(Data records)
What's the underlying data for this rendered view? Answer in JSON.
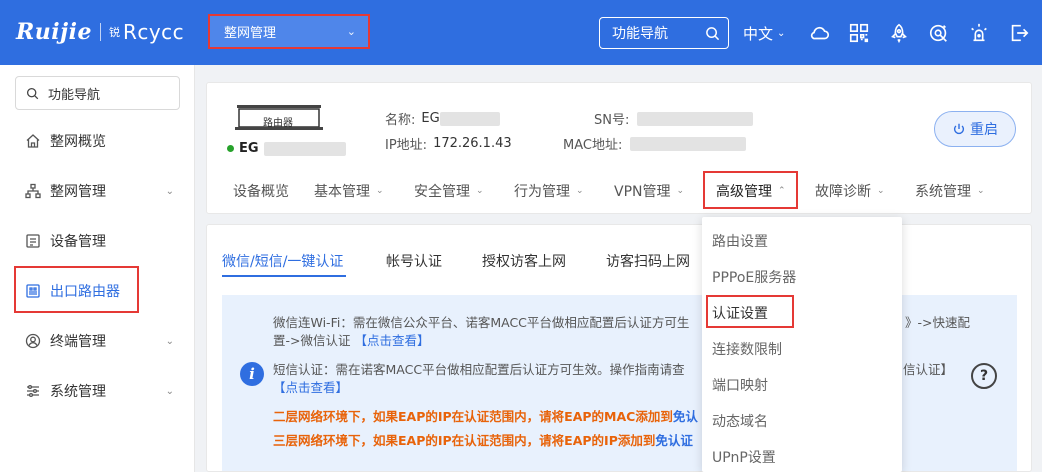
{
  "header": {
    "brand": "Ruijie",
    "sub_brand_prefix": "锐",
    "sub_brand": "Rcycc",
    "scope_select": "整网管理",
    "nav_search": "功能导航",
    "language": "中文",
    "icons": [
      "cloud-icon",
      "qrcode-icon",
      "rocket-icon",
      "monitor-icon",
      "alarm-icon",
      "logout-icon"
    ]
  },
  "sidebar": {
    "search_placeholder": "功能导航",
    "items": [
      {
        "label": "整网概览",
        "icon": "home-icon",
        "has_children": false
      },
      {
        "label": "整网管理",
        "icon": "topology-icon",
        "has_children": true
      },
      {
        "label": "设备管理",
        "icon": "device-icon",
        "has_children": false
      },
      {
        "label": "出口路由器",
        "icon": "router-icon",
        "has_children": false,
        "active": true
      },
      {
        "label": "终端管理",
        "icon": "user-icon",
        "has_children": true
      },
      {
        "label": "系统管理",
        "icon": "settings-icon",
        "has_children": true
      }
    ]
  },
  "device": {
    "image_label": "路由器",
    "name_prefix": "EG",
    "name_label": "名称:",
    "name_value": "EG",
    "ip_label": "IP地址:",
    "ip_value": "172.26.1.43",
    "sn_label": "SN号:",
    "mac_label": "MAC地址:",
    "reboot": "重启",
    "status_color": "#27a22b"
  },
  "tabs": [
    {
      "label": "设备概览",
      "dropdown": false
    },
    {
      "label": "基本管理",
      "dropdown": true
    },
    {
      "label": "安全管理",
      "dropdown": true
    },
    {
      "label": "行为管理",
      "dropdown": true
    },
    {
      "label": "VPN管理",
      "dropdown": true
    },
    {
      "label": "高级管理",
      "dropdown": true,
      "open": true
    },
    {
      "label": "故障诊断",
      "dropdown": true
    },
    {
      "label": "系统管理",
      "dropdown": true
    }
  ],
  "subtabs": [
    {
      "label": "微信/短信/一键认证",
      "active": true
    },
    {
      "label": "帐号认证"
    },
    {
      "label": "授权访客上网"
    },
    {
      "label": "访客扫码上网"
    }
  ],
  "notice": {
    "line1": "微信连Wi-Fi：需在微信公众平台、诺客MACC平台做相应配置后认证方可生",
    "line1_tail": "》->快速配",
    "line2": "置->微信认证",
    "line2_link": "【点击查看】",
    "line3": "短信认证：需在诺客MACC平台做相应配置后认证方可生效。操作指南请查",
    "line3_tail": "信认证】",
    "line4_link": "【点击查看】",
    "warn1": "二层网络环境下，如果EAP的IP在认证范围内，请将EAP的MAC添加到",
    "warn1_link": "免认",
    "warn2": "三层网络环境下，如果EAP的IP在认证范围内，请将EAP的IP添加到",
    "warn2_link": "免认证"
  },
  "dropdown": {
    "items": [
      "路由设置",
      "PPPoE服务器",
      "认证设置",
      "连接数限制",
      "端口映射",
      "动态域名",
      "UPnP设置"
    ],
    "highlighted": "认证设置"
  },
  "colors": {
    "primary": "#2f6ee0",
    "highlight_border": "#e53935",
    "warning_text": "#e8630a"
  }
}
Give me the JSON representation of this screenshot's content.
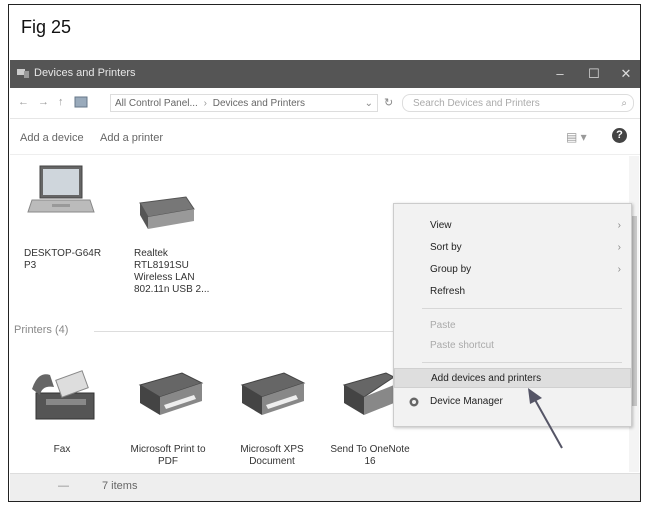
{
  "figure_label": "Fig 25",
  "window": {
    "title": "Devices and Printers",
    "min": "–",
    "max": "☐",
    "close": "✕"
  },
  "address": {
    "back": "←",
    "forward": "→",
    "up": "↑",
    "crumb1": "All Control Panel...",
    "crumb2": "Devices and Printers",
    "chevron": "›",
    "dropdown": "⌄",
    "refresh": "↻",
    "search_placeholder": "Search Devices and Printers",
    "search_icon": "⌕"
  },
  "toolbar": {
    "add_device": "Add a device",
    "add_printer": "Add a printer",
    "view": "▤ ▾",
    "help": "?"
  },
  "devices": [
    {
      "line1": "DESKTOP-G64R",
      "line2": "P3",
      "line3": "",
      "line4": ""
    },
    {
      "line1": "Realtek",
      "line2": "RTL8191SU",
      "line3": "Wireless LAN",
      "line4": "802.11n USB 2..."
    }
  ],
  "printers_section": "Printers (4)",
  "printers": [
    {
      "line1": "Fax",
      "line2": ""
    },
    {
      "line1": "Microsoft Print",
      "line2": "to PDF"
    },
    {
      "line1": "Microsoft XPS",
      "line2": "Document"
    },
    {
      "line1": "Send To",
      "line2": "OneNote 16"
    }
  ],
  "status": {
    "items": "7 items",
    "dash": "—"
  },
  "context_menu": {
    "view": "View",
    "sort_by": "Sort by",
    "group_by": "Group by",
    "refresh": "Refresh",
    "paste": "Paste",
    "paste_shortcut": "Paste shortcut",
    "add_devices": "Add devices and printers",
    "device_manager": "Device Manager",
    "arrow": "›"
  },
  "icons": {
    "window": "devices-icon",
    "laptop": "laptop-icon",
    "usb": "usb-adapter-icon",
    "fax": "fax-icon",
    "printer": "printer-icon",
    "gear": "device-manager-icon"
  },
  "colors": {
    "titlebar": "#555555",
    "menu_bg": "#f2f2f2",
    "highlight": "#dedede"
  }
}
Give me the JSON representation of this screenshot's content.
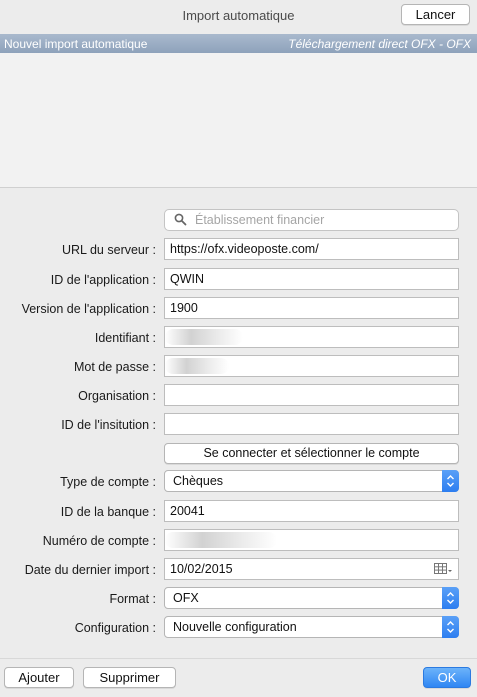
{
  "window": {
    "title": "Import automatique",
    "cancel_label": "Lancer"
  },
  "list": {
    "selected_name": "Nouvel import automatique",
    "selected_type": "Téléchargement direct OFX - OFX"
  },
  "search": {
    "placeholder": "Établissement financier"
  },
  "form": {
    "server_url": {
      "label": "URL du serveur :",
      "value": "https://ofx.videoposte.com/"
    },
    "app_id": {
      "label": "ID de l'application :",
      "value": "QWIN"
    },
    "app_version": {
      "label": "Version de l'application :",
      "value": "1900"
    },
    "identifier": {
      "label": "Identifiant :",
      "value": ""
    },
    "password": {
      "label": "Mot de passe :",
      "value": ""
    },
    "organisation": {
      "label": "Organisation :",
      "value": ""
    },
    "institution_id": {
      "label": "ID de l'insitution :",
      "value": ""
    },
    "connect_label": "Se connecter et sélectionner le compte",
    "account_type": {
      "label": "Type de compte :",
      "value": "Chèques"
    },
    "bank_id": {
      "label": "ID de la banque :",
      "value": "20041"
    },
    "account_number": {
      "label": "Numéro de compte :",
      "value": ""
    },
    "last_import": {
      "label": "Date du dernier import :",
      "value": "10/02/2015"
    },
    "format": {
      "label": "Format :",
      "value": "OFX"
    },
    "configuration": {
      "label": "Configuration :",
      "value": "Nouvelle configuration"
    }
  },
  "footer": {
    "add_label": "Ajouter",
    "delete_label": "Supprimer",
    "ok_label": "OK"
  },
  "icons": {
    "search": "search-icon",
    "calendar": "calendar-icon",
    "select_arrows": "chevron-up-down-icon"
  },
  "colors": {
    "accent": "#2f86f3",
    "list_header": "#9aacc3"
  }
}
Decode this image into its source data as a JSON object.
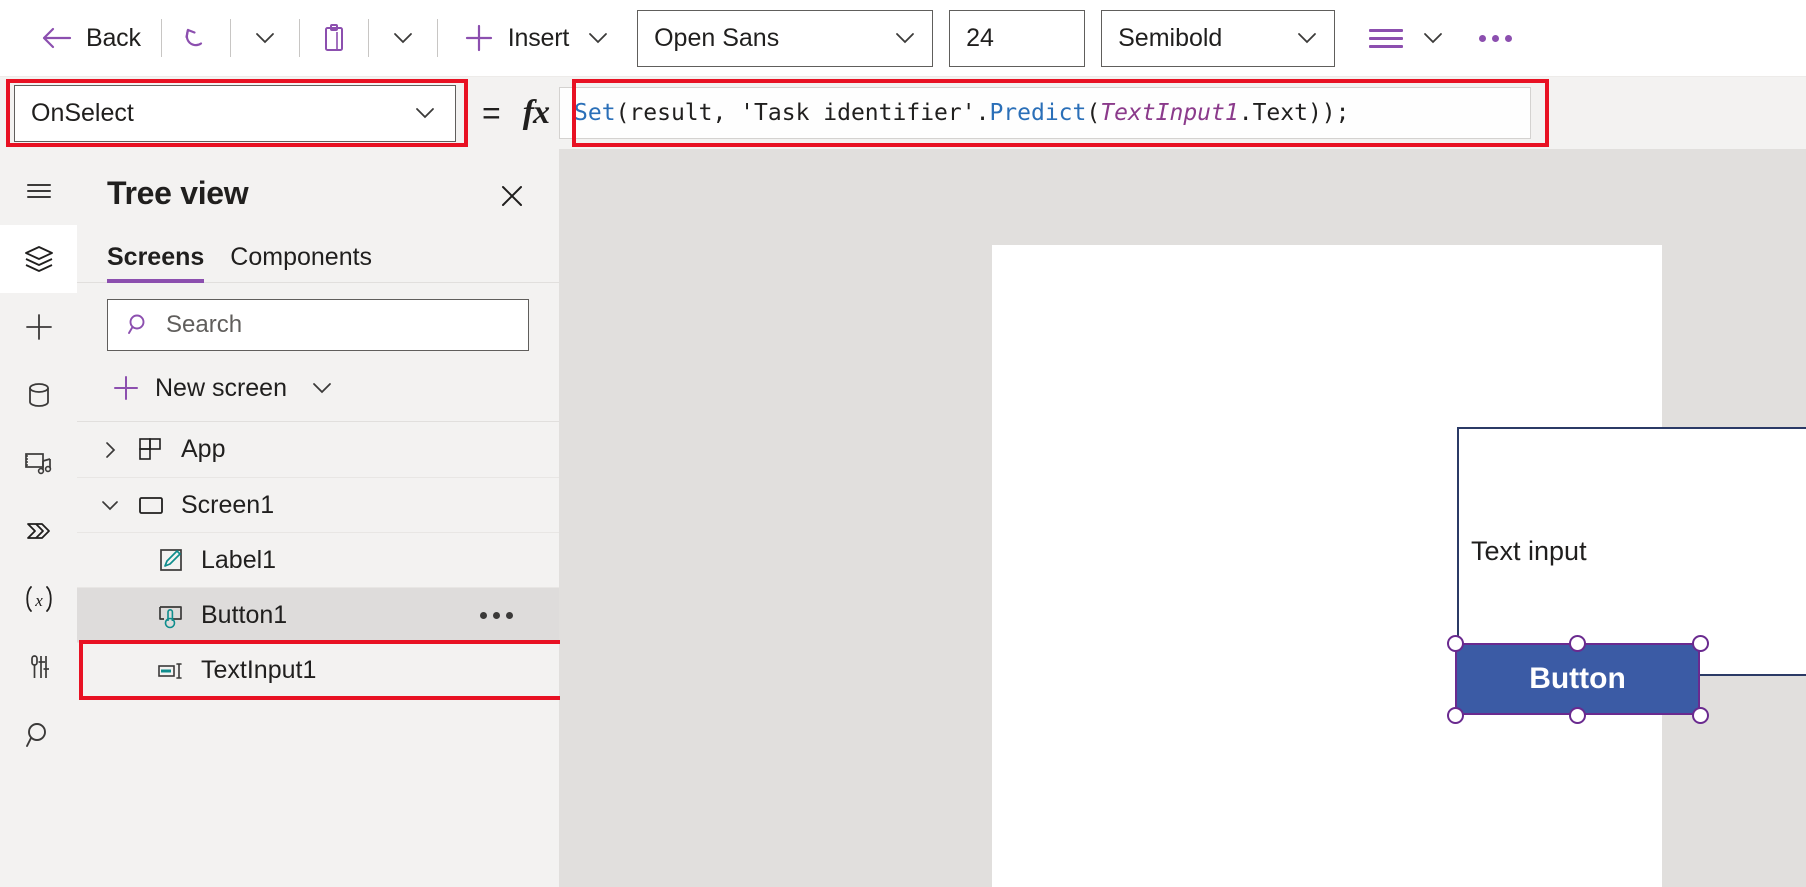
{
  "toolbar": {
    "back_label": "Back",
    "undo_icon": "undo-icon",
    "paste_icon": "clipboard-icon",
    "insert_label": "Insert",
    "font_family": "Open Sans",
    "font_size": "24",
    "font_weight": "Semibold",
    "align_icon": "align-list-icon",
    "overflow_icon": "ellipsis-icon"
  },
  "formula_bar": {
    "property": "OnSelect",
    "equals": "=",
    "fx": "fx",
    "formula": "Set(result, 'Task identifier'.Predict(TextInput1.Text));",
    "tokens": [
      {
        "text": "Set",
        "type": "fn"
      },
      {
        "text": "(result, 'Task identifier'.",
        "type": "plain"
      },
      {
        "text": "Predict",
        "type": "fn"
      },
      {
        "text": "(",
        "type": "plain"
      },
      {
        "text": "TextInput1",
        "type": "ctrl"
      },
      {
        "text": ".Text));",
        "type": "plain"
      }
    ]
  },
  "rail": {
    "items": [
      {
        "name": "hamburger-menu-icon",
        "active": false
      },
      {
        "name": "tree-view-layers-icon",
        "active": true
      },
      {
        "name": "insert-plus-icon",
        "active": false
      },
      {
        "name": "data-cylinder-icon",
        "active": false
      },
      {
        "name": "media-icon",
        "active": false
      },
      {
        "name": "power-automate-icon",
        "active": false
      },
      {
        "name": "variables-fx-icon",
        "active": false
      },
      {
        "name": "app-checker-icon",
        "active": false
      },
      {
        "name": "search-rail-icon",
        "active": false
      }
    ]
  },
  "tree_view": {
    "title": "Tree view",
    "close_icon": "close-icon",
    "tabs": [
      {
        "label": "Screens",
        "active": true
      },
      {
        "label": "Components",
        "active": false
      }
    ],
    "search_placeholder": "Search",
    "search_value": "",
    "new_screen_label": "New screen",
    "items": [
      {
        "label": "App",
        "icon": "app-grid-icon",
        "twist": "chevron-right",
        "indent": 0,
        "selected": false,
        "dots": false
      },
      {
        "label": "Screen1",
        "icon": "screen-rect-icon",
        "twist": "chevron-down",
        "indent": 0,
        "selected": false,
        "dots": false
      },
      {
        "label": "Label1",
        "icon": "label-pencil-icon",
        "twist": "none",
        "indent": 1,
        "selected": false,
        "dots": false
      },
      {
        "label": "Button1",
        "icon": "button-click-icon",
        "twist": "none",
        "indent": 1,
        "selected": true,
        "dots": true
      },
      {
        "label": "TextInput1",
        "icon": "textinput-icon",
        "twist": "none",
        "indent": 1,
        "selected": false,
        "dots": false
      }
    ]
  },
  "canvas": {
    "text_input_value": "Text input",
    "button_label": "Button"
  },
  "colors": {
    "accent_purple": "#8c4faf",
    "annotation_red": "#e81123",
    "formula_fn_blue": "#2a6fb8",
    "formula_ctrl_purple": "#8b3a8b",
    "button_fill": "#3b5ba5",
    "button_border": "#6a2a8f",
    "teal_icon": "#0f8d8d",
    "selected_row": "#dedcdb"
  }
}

Instructions to follow:
Pull out each line holding the string "automatique".

Task result:
    "title": "Import automatique",
    "selected_name": "Nouvel import automatique",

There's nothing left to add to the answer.